**SUPPLIED RECORDS**
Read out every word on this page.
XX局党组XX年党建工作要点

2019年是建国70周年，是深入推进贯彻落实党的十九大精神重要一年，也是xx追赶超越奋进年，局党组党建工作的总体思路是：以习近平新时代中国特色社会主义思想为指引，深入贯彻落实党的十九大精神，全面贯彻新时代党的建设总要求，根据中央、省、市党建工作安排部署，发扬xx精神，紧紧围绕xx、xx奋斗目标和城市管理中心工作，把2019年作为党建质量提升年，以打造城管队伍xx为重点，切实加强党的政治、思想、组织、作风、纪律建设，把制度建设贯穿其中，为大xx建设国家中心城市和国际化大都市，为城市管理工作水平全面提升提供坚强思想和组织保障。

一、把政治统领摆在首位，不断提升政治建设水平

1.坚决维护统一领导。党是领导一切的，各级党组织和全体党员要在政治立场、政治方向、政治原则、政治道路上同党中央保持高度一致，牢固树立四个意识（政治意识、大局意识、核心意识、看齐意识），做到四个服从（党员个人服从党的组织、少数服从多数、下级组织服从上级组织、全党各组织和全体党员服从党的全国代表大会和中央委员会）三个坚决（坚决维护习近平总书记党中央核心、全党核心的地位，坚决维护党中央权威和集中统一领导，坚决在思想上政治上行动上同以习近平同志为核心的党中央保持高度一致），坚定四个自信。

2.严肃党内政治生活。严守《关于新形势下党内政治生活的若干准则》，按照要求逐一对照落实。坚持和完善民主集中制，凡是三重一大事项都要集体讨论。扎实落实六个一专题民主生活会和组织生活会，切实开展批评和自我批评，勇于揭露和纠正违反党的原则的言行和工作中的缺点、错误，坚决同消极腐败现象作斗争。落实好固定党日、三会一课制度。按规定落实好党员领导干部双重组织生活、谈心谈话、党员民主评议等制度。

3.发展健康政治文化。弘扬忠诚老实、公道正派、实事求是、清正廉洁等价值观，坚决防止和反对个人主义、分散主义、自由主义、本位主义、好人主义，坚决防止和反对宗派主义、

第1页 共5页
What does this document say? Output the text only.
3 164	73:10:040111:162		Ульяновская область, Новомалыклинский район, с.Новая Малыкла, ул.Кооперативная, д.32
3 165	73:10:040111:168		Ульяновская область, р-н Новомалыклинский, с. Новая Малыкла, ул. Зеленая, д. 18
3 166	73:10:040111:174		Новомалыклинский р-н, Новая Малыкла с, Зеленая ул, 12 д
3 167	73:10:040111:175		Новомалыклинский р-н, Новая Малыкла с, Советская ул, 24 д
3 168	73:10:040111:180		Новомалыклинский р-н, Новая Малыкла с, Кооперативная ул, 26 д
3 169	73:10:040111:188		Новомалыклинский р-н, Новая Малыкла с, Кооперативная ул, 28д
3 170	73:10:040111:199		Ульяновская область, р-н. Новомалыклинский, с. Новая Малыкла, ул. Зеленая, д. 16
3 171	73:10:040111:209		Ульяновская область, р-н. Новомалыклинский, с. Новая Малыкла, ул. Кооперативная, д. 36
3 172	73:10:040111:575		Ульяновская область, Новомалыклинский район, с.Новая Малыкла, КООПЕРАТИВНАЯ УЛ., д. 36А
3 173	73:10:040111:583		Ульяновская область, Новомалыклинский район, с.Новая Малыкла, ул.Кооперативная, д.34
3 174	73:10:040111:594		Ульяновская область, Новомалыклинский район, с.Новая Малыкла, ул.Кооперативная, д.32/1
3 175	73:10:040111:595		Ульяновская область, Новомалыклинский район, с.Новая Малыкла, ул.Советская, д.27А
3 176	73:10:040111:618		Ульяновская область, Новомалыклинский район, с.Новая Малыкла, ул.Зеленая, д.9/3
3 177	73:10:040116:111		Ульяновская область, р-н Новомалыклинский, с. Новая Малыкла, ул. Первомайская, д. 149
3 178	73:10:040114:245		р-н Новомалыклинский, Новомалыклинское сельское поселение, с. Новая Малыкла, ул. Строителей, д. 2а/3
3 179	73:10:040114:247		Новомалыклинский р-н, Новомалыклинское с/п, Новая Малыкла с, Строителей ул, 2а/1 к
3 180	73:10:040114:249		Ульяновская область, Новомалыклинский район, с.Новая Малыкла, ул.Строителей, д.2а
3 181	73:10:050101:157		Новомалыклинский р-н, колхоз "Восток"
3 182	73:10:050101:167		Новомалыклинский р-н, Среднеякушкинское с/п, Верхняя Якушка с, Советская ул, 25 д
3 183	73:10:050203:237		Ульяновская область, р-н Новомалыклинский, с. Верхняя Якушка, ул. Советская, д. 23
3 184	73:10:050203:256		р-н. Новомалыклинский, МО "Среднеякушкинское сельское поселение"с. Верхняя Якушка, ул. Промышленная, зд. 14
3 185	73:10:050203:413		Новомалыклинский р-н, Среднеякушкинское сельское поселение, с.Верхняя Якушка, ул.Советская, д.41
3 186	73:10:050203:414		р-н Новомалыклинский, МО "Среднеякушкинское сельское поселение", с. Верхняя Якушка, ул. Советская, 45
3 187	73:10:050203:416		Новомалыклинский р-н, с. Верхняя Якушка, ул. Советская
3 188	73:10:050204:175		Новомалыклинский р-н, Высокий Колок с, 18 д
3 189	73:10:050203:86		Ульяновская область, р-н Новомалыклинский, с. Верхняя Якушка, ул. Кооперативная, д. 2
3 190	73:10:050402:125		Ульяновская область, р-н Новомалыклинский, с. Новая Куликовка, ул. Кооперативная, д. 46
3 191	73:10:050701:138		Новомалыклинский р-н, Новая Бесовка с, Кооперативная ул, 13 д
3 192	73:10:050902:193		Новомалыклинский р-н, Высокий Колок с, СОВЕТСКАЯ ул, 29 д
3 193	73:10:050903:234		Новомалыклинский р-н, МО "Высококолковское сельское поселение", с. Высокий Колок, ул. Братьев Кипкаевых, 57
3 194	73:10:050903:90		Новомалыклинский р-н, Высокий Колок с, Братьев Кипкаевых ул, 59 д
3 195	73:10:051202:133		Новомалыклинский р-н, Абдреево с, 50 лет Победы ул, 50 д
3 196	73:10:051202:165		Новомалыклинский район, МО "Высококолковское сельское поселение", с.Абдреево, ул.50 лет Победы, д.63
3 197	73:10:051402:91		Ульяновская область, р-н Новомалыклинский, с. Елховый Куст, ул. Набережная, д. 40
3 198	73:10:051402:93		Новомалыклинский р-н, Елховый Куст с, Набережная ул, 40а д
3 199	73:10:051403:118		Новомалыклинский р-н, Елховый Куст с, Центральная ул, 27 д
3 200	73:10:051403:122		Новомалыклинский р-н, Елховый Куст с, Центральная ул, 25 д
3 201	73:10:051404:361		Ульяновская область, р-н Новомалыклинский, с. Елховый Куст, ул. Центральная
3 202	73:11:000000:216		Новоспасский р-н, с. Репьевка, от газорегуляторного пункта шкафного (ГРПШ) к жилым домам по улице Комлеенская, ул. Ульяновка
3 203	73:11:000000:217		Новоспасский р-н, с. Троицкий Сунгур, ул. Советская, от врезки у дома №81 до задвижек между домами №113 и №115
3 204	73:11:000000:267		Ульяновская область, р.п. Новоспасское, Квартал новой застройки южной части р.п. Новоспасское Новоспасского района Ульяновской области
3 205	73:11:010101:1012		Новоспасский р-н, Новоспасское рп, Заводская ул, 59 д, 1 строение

**TASK OBJECTIVE**
Please output the entire listing exactly as it stands.

**ANSWER**
Read out every word on this page.
XX局党组XX年党建工作要点

2019年是建国70周年，是深入推进贯彻落实党的十九大精神重要一年，也是xx追赶超越奋进年，局党组党建工作的总体思路是：以习近平新时代中国特色社会主义思想为指引，深入贯彻落实党的十九大精神，全面贯彻新时代党的建设总要求，根据中央、省、市党建工作安排部署，发扬xx精神，紧紧围绕xx、xx奋斗目标和城市管理中心工作，把2019年作为党建质量提升年，以打造城管队伍xx为重点，切实加强党的政治、思想、组织、作风、纪律建设，把制度建设贯穿其中，为大xx建设国家中心城市和国际化大都市，为城市管理工作水平全面提升提供坚强思想和组织保障。

一、把政治统领摆在首位，不断提升政治建设水平

1.坚决维护统一领导。党是领导一切的，各级党组织和全体党员要在政治立场、政治方向、政治原则、政治道路上同党中央保持高度一致，牢固树立四个意识（政治意识、大局意识、核心意识、看齐意识），做到四个服从（党员个人服从党的组织、少数服从多数、下级组织服从上级组织、全党各组织和全体党员服从党的全国代表大会和中央委员会）三个坚决（坚决维护习近平总书记党中央核心、全党核心的地位，坚决维护党中央权威和集中统一领导，坚决在思想上政治上行动上同以习近平同志为核心的党中央保持高度一致），坚定四个自信。

2.严肃党内政治生活。严守《关于新形势下党内政治生活的若干准则》，按照要求逐一对照落实。坚持和完善民主集中制，凡是三重一大事项都要集体讨论。扎实落实六个一专题民主生活会和组织生活会，切实开展批评和自我批评，勇于揭露和纠正违反党的原则的言行和工作中的缺点、错误，坚决同消极腐败现象作斗争。落实好固定党日、三会一课制度。按规定落实好党员领导干部双重组织生活、谈心谈话、党员民主评议等制度。

3.发展健康政治文化。弘扬忠诚老实、公道正派、实事求是、清正廉洁等价值观，坚决防止和反对个人主义、分散主义、自由主义、本位主义、好人主义，坚决防止和反对宗派主义、

第1页 共5页
What does this document say? Output the text only.
3 164	73:10:040111:162		Ульяновская область, Новомалыклинский район, с.Новая Малыкла, ул.Кооперативная, д.32
3 165	73:10:040111:168		Ульяновская область, р-н Новомалыклинский, с. Новая Малыкла, ул. Зеленая, д. 18
3 166	73:10:040111:174		Новомалыклинский р-н, Новая Малыкла с, Зеленая ул, 12 д
3 167	73:10:040111:175		Новомалыклинский р-н, Новая Малыкла с, Советская ул, 24 д
3 168	73:10:040111:180		Новомалыклинский р-н, Новая Малыкла с, Кооперативная ул, 26 д
3 169	73:10:040111:188		Новомалыклинский р-н, Новая Малыкла с, Кооперативная ул, 28д
3 170	73:10:040111:199		Ульяновская область, р-н. Новомалыклинский, с. Новая Малыкла, ул. Зеленая, д. 16
3 171	73:10:040111:209		Ульяновская область, р-н. Новомалыклинский, с. Новая Малыкла, ул. Кооперативная, д. 36
3 172	73:10:040111:575		Ульяновская область, Новомалыклинский район, с.Новая Малыкла, КООПЕРАТИВНАЯ УЛ., д. 36А
3 173	73:10:040111:583		Ульяновская область, Новомалыклинский район, с.Новая Малыкла, ул.Кооперативная, д.34
3 174	73:10:040111:594		Ульяновская область, Новомалыклинский район, с.Новая Малыкла, ул.Кооперативная, д.32/1
3 175	73:10:040111:595		Ульяновская область, Новомалыклинский район, с.Новая Малыкла, ул.Советская, д.27А
3 176	73:10:040111:618		Ульяновская область, Новомалыклинский район, с.Новая Малыкла, ул.Зеленая, д.9/3
3 177	73:10:040116:111		Ульяновская область, р-н Новомалыклинский, с. Новая Малыкла, ул. Первомайская, д. 149
3 178	73:10:040114:245		р-н Новомалыклинский, Новомалыклинское сельское поселение, с. Новая Малыкла, ул. Строителей, д. 2а/3
3 179	73:10:040114:247		Новомалыклинский р-н, Новомалыклинское с/п, Новая Малыкла с, Строителей ул, 2а/1 к
3 180	73:10:040114:249		Ульяновская область, Новомалыклинский район, с.Новая Малыкла, ул.Строителей, д.2а
3 181	73:10:050101:157		Новомалыклинский р-н, колхоз "Восток"
3 182	73:10:050101:167		Новомалыклинский р-н, Среднеякушкинское с/п, Верхняя Якушка с, Советская ул, 25 д
3 183	73:10:050203:237		Ульяновская область, р-н Новомалыклинский, с. Верхняя Якушка, ул. Советская, д. 23
3 184	73:10:050203:256		р-н. Новомалыклинский, МО "Среднеякушкинское сельское поселение"с. Верхняя Якушка, ул. Промышленная, зд. 14
3 185	73:10:050203:413		Новомалыклинский р-н, Среднеякушкинское сельское поселение, с.Верхняя Якушка, ул.Советская, д.41
3 186	73:10:050203:414		р-н Новомалыклинский, МО "Среднеякушкинское сельское поселение", с. Верхняя Якушка, ул. Советская, 45
3 187	73:10:050203:416		Новомалыклинский р-н, с. Верхняя Якушка, ул. Советская
3 188	73:10:050204:175		Новомалыклинский р-н, Высокий Колок с, 18 д
3 189	73:10:050203:86		Ульяновская область, р-н Новомалыклинский, с. Верхняя Якушка, ул. Кооперативная, д. 2
3 190	73:10:050402:125		Ульяновская область, р-н Новомалыклинский, с. Новая Куликовка, ул. Кооперативная, д. 46
3 191	73:10:050701:138		Новомалыклинский р-н, Новая Бесовка с, Кооперативная ул, 13 д
3 192	73:10:050902:193		Новомалыклинский р-н, Высокий Колок с, СОВЕТСКАЯ ул, 29 д
3 193	73:10:050903:234		Новомалыклинский р-н, МО "Высококолковское сельское поселение", с. Высокий Колок, ул. Братьев Кипкаевых, 57
3 194	73:10:050903:90		Новомалыклинский р-н, Высокий Колок с, Братьев Кипкаевых ул, 59 д
3 195	73:10:051202:133		Новомалыклинский р-н, Абдреево с, 50 лет Победы ул, 50 д
3 196	73:10:051202:165		Новомалыклинский район, МО "Высококолковское сельское поселение", с.Абдреево, ул.50 лет Победы, д.63
3 197	73:10:051402:91		Ульяновская область, р-н Новомалыклинский, с. Елховый Куст, ул. Набережная, д. 40
3 198	73:10:051402:93		Новомалыклинский р-н, Елховый Куст с, Набережная ул, 40а д
3 199	73:10:051403:118		Новомалыклинский р-н, Елховый Куст с, Центральная ул, 27 д
3 200	73:10:051403:122		Новомалыклинский р-н, Елховый Куст с, Центральная ул, 25 д
3 201	73:10:051404:361		Ульяновская область, р-н Новомалыклинский, с. Елховый Куст, ул. Центральная
3 202	73:11:000000:216		Новоспасский р-н, с. Репьевка, от газорегуляторного пункта шкафного (ГРПШ) к жилым домам по улице Комлеенская, ул. Ульяновка
3 203	73:11:000000:217		Новоспасский р-н, с. Троицкий Сунгур, ул. Советская, от врезки у дома №81 до задвижек между домами №113 и №115
3 204	73:11:000000:267		Ульяновская область, р.п. Новоспасское, Квартал новой застройки южной части р.п. Новоспасское Новоспасского района Ульяновской области
3 205	73:11:010101:1012		Новоспасский р-н, Новоспасское рп, Заводская ул, 59 д, 1 строение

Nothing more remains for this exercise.